Select and reproduce each line of the listing below that bears the string "value".

++++++++

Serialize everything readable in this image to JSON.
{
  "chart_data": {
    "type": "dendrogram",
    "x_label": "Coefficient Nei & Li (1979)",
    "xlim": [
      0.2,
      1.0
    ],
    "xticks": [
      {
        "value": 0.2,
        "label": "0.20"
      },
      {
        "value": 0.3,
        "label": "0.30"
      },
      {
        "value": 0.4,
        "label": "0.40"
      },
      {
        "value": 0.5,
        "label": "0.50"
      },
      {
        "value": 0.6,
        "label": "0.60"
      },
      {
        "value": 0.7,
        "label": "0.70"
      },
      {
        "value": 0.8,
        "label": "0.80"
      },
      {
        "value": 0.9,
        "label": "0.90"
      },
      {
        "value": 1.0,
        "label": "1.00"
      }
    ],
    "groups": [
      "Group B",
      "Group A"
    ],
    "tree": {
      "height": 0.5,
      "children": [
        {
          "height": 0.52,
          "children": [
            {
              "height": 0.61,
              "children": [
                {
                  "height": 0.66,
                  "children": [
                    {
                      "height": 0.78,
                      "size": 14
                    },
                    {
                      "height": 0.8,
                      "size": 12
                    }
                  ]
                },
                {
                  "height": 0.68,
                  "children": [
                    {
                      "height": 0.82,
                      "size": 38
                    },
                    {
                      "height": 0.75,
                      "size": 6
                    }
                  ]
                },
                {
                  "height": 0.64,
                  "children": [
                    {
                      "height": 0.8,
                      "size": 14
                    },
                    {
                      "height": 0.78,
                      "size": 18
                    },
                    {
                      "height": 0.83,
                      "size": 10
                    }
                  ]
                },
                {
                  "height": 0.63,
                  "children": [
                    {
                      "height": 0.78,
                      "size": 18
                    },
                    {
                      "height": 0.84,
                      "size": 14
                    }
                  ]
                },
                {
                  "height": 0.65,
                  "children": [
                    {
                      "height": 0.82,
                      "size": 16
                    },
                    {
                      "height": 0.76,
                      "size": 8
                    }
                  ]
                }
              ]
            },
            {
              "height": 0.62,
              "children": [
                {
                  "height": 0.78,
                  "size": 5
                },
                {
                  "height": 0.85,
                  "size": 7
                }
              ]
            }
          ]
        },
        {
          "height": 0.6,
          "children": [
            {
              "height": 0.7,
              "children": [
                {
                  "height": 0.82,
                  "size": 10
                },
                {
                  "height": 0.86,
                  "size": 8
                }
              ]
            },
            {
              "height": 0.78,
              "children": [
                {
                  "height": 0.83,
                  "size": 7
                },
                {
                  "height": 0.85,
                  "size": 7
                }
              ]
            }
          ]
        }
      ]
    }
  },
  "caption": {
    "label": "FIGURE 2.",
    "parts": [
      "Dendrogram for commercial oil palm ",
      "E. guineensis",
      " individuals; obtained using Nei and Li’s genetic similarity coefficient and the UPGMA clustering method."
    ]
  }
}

++++++++

→ **Complete response**:
        "value": 0.2,
        "value": 0.3,
        "value": 0.4,
        "value": 0.5,
        "value": 0.6,
        "value": 0.7,
        "value": 0.8,
        "value": 0.9,
        "value": 1.0,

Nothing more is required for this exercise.